- WHAT IS EXPECTED -
Reproduce all the entries exactly and keep the pictures out.

- DATA EXTRACT -

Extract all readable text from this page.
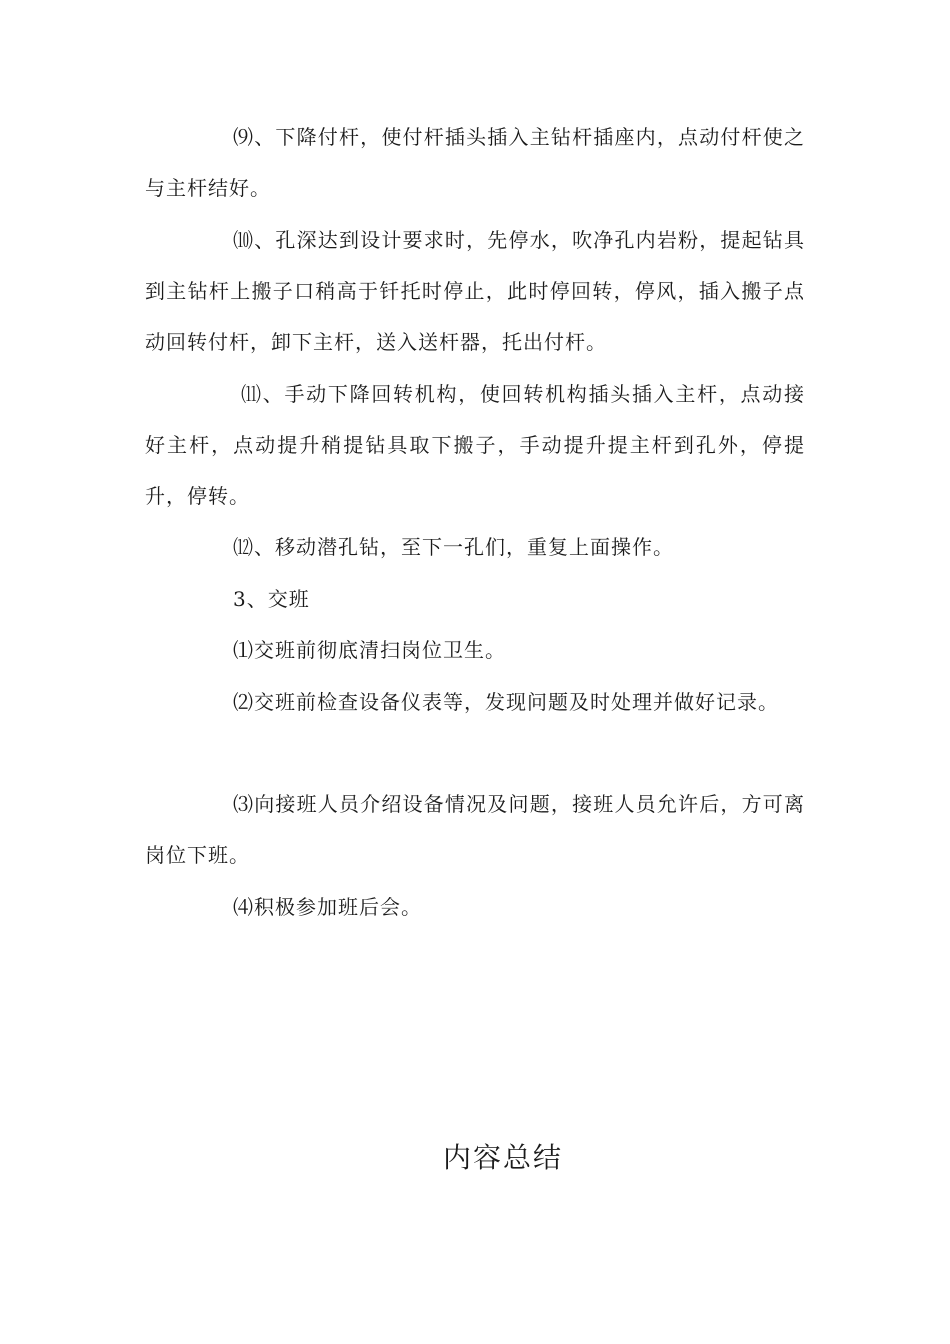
⑼、下降付杆，使付杆插头插入主钻杆插座内，点动付杆使之与主杆结好。

⑽、孔深达到设计要求时，先停水，吹净孔内岩粉，提起钻具到主钻杆上搬子口稍高于钎托时停止，此时停回转，停风，插入搬子点动回转付杆，卸下主杆，送入送杆器，托出付杆。

⑾、手动下降回转机构，使回转机构插头插入主杆，点动接好主杆，点动提升稍提钻具取下搬子，手动提升提主杆到孔外，停提升，停转。

⑿、移动潜孔钻，至下一孔们，重复上面操作。

3、交班

⑴交班前彻底清扫岗位卫生。

⑵交班前检查设备仪表等，发现问题及时处理并做好记录。

⑶向接班人员介绍设备情况及问题，接班人员允许后，方可离岗位下班。

⑷积极参加班后会。

内容总结
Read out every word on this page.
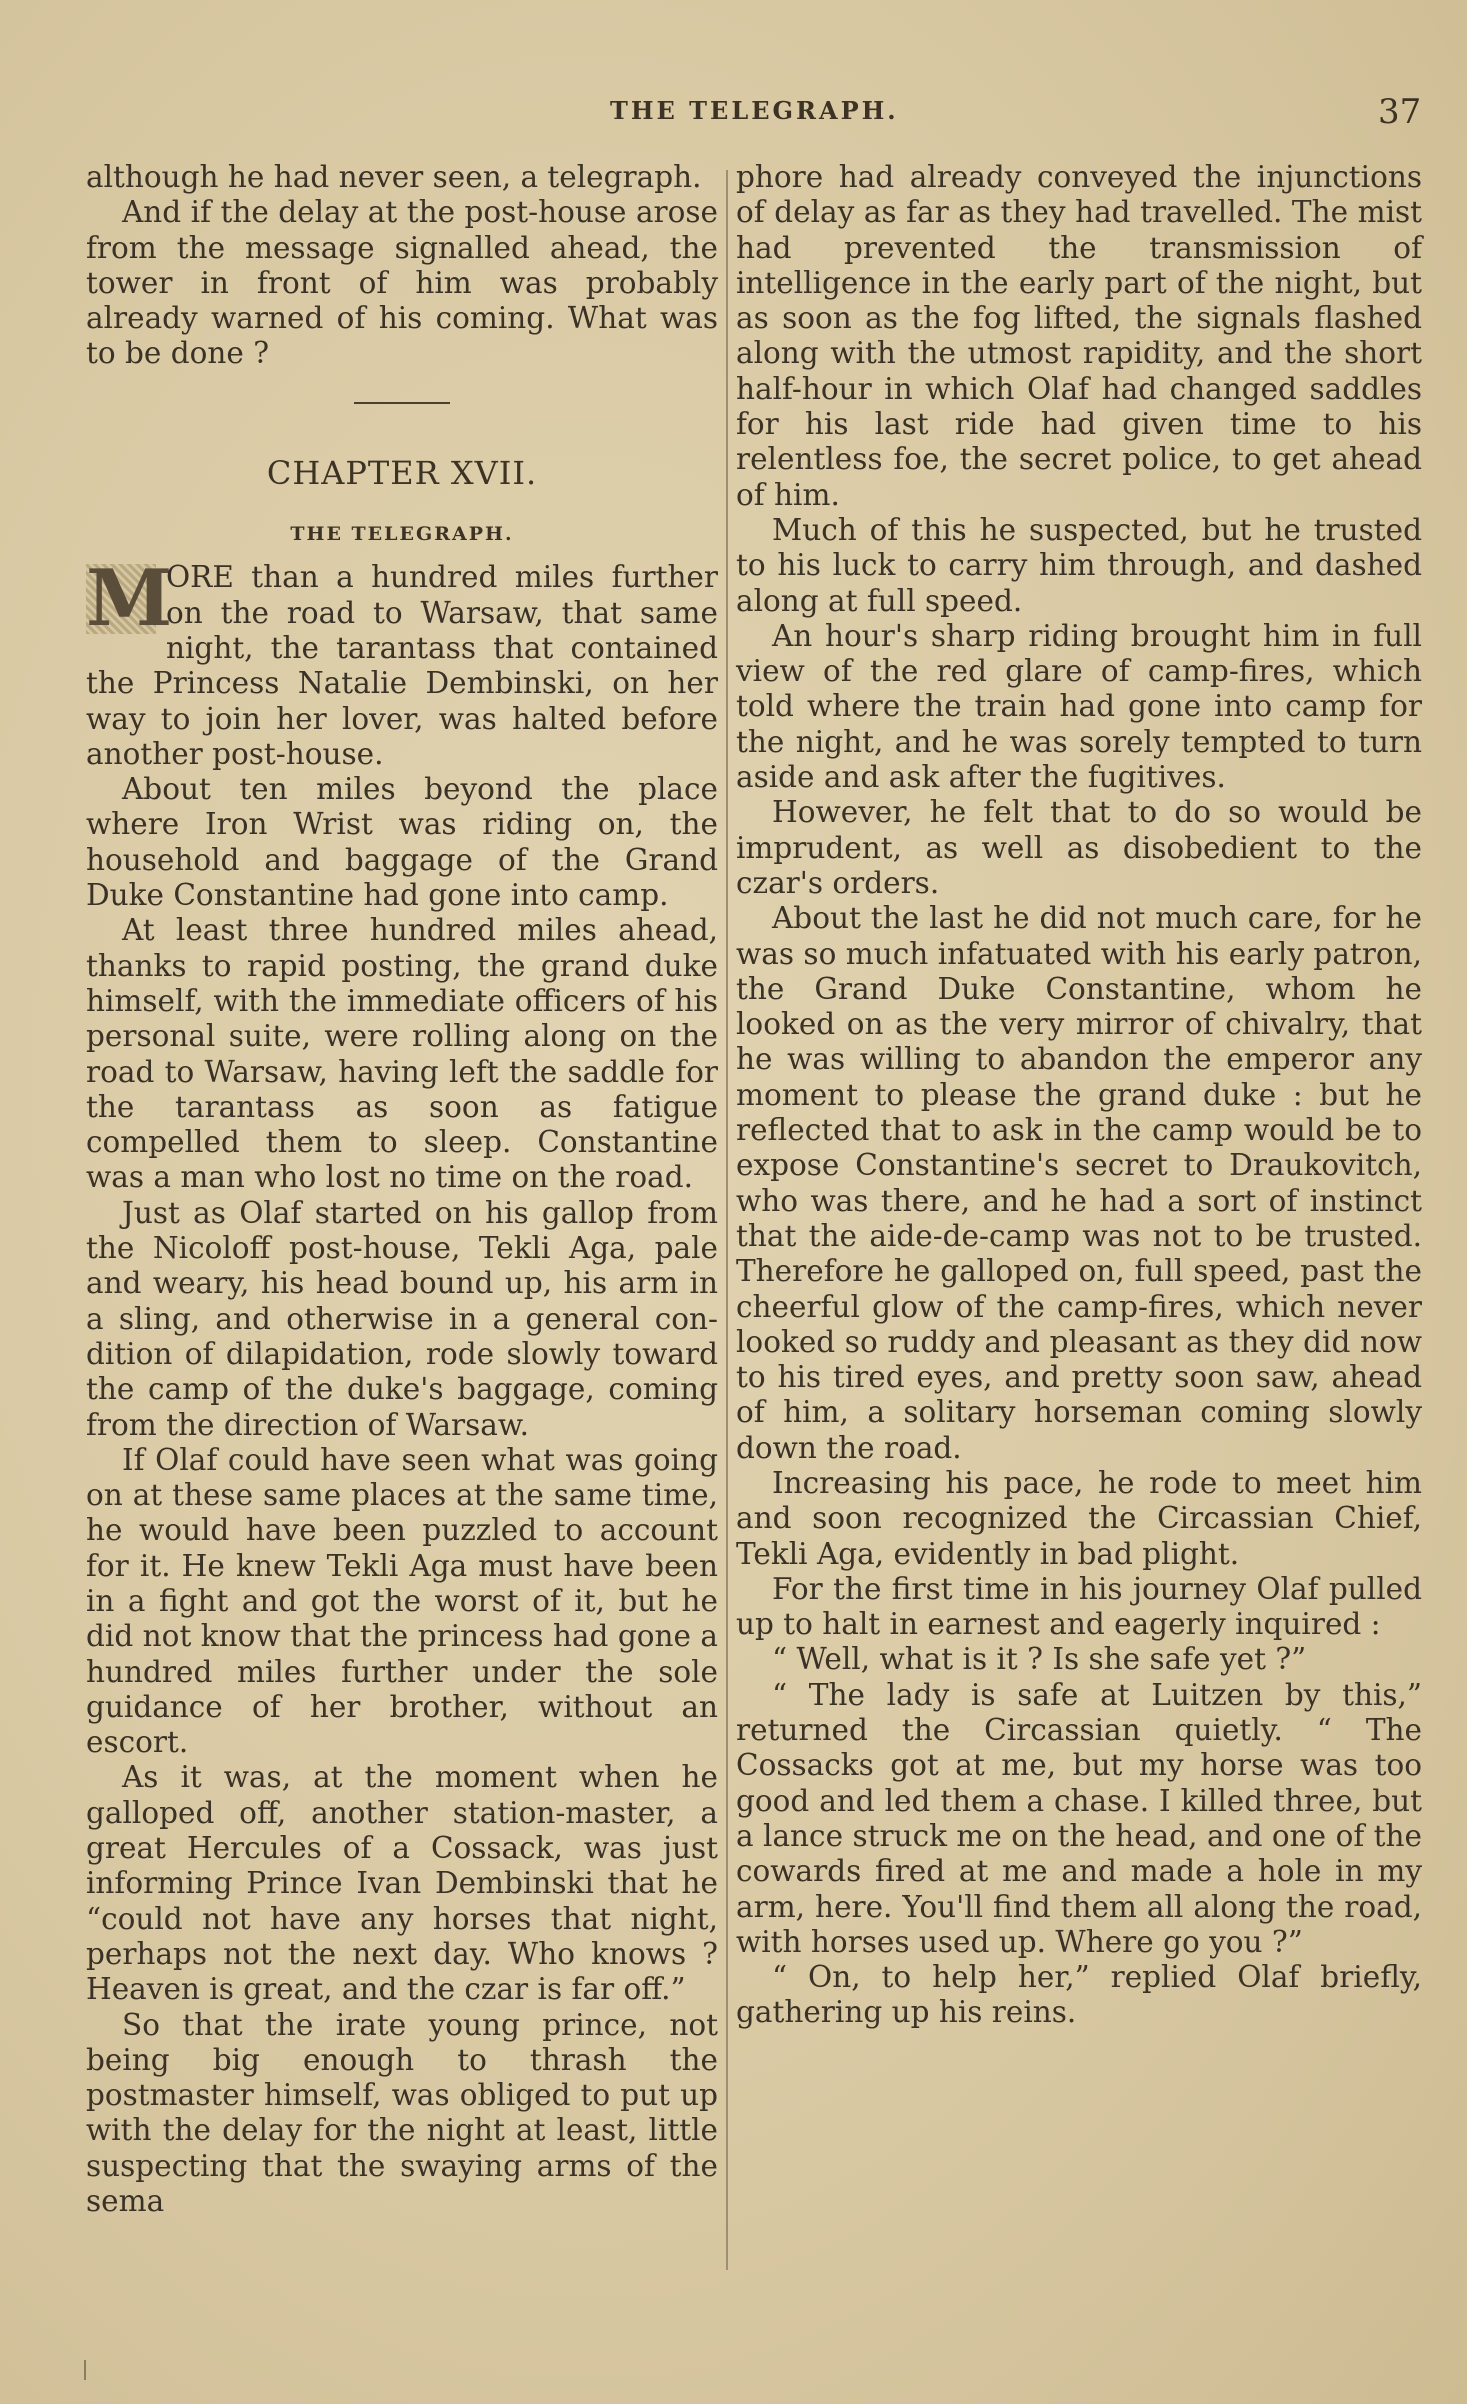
THE TELEGRAPH.	37

although he had never seen, a telegraph.

And if the delay at the post-house arose from the message signalled ahead, the tower in front of him was probably already warned of his coming. What was to be done ?

CHAPTER XVII.
THE TELEGRAPH.

M
ORE than a hundred miles further on the road to Warsaw, that same night, the tarantass that contained the Princess Natalie Dembinski, on her way to join her lover, was halted before another post-house.

About ten miles beyond the place where Iron Wrist was riding on, the household and baggage of the Grand Duke Constantine had gone into camp.

At least three hundred miles ahead, thanks to rapid posting, the grand duke himself, with the immediate officers of his personal suite, were rolling along on the road to Warsaw, having left the saddle for the tarantass as soon as fatigue compelled them to sleep. Constantine was a man who lost no time on the road.

Just as Olaf started on his gallop from the Nicoloff post-house, Tekli Aga, pale and weary, his head bound up, his arm in a sling, and otherwise in a general condition of dilapidation, rode slowly toward the camp of the duke's baggage, coming from the direction of Warsaw.

If Olaf could have seen what was going on at these same places at the same time, he would have been puzzled to account for it. He knew Tekli Aga must have been in a fight and got the worst of it, but he did not know that the princess had gone a hundred miles further under the sole guidance of her brother, without an escort.

As it was, at the moment when he galloped off, another station-master, a great Hercules of a Cossack, was just informing Prince Ivan Dembinski that he “could not have any horses that night, perhaps not the next day. Who knows ? Heaven is great, and the czar is far off.”

So that the irate young prince, not being big enough to thrash the postmaster himself, was obliged to put up with the delay for the night at least, little suspecting that the swaying arms of the sema

phore had already conveyed the injunctions of delay as far as they had travelled. The mist had prevented the transmission of intelligence in the early part of the night, but as soon as the fog lifted, the signals flashed along with the utmost rapidity, and the short half-hour in which Olaf had changed saddles for his last ride had given time to his relentless foe, the secret police, to get ahead of him.

Much of this he suspected, but he trusted to his luck to carry him through, and dashed along at full speed.

An hour's sharp riding brought him in full view of the red glare of camp-fires, which told where the train had gone into camp for the night, and he was sorely tempted to turn aside and ask after the fugitives.

However, he felt that to do so would be imprudent, as well as disobedient to the czar's orders.

About the last he did not much care, for he was so much infatuated with his early patron, the Grand Duke Constantine, whom he looked on as the very mirror of chivalry, that he was willing to abandon the emperor any moment to please the grand duke : but he reflected that to ask in the camp would be to expose Constantine's secret to Draukovitch, who was there, and he had a sort of instinct that the aide-de-camp was not to be trusted. Therefore he galloped on, full speed, past the cheerful glow of the camp-fires, which never looked so ruddy and pleasant as they did now to his tired eyes, and pretty soon saw, ahead of him, a solitary horseman coming slowly down the road.

Increasing his pace, he rode to meet him and soon recognized the Circassian Chief, Tekli Aga, evidently in bad plight.

For the first time in his journey Olaf pulled up to halt in earnest and eagerly inquired :

“ Well, what is it ? Is she safe yet ?”

“ The lady is safe at Luitzen by this,” returned the Circassian quietly. “ The Cossacks got at me, but my horse was too good and led them a chase. I killed three, but a lance struck me on the head, and one of the cowards fired at me and made a hole in my arm, here. You'll find them all along the road, with horses used up. Where go you ?”

“ On, to help her,” replied Olaf briefly, gathering up his reins.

- PROBLEM SOLUTION -
Extract all readable text from this page.
⑼、下降付杆，使付杆插头插入主钻杆插座内，点动付杆使之与主杆结好。

⑽、孔深达到设计要求时，先停水，吹净孔内岩粉，提起钻具到主钻杆上搬子口稍高于钎托时停止，此时停回转，停风，插入搬子点动回转付杆，卸下主杆，送入送杆器，托出付杆。

⑾、手动下降回转机构，使回转机构插头插入主杆，点动接好主杆，点动提升稍提钻具取下搬子，手动提升提主杆到孔外，停提升，停转。

⑿、移动潜孔钻，至下一孔们，重复上面操作。

3、交班

⑴交班前彻底清扫岗位卫生。

⑵交班前检查设备仪表等，发现问题及时处理并做好记录。

⑶向接班人员介绍设备情况及问题，接班人员允许后，方可离岗位下班。

⑷积极参加班后会。

内容总结
Read out every word on this page.
THE TELEGRAPH.	37

although he had never seen, a telegraph.

And if the delay at the post-house arose from the message signalled ahead, the tower in front of him was probably already warned of his coming. What was to be done ?

CHAPTER XVII.
THE TELEGRAPH.

M
ORE than a hundred miles further on the road to Warsaw, that same night, the tarantass that contained the Princess Natalie Dembinski, on her way to join her lover, was halted before another post-house.

About ten miles beyond the place where Iron Wrist was riding on, the household and baggage of the Grand Duke Constantine had gone into camp.

At least three hundred miles ahead, thanks to rapid posting, the grand duke himself, with the immediate officers of his personal suite, were rolling along on the road to Warsaw, having left the saddle for the tarantass as soon as fatigue compelled them to sleep. Constantine was a man who lost no time on the road.

Just as Olaf started on his gallop from the Nicoloff post-house, Tekli Aga, pale and weary, his head bound up, his arm in a sling, and otherwise in a general condition of dilapidation, rode slowly toward the camp of the duke's baggage, coming from the direction of Warsaw.

If Olaf could have seen what was going on at these same places at the same time, he would have been puzzled to account for it. He knew Tekli Aga must have been in a fight and got the worst of it, but he did not know that the princess had gone a hundred miles further under the sole guidance of her brother, without an escort.

As it was, at the moment when he galloped off, another station-master, a great Hercules of a Cossack, was just informing Prince Ivan Dembinski that he “could not have any horses that night, perhaps not the next day. Who knows ? Heaven is great, and the czar is far off.”

So that the irate young prince, not being big enough to thrash the postmaster himself, was obliged to put up with the delay for the night at least, little suspecting that the swaying arms of the sema

phore had already conveyed the injunctions of delay as far as they had travelled. The mist had prevented the transmission of intelligence in the early part of the night, but as soon as the fog lifted, the signals flashed along with the utmost rapidity, and the short half-hour in which Olaf had changed saddles for his last ride had given time to his relentless foe, the secret police, to get ahead of him.

Much of this he suspected, but he trusted to his luck to carry him through, and dashed along at full speed.

An hour's sharp riding brought him in full view of the red glare of camp-fires, which told where the train had gone into camp for the night, and he was sorely tempted to turn aside and ask after the fugitives.

However, he felt that to do so would be imprudent, as well as disobedient to the czar's orders.

About the last he did not much care, for he was so much infatuated with his early patron, the Grand Duke Constantine, whom he looked on as the very mirror of chivalry, that he was willing to abandon the emperor any moment to please the grand duke : but he reflected that to ask in the camp would be to expose Constantine's secret to Draukovitch, who was there, and he had a sort of instinct that the aide-de-camp was not to be trusted. Therefore he galloped on, full speed, past the cheerful glow of the camp-fires, which never looked so ruddy and pleasant as they did now to his tired eyes, and pretty soon saw, ahead of him, a solitary horseman coming slowly down the road.

Increasing his pace, he rode to meet him and soon recognized the Circassian Chief, Tekli Aga, evidently in bad plight.

For the first time in his journey Olaf pulled up to halt in earnest and eagerly inquired :

“ Well, what is it ? Is she safe yet ?”

“ The lady is safe at Luitzen by this,” returned the Circassian quietly. “ The Cossacks got at me, but my horse was too good and led them a chase. I killed three, but a lance struck me on the head, and one of the cowards fired at me and made a hole in my arm, here. You'll find them all along the road, with horses used up. Where go you ?”

“ On, to help her,” replied Olaf briefly, gathering up his reins.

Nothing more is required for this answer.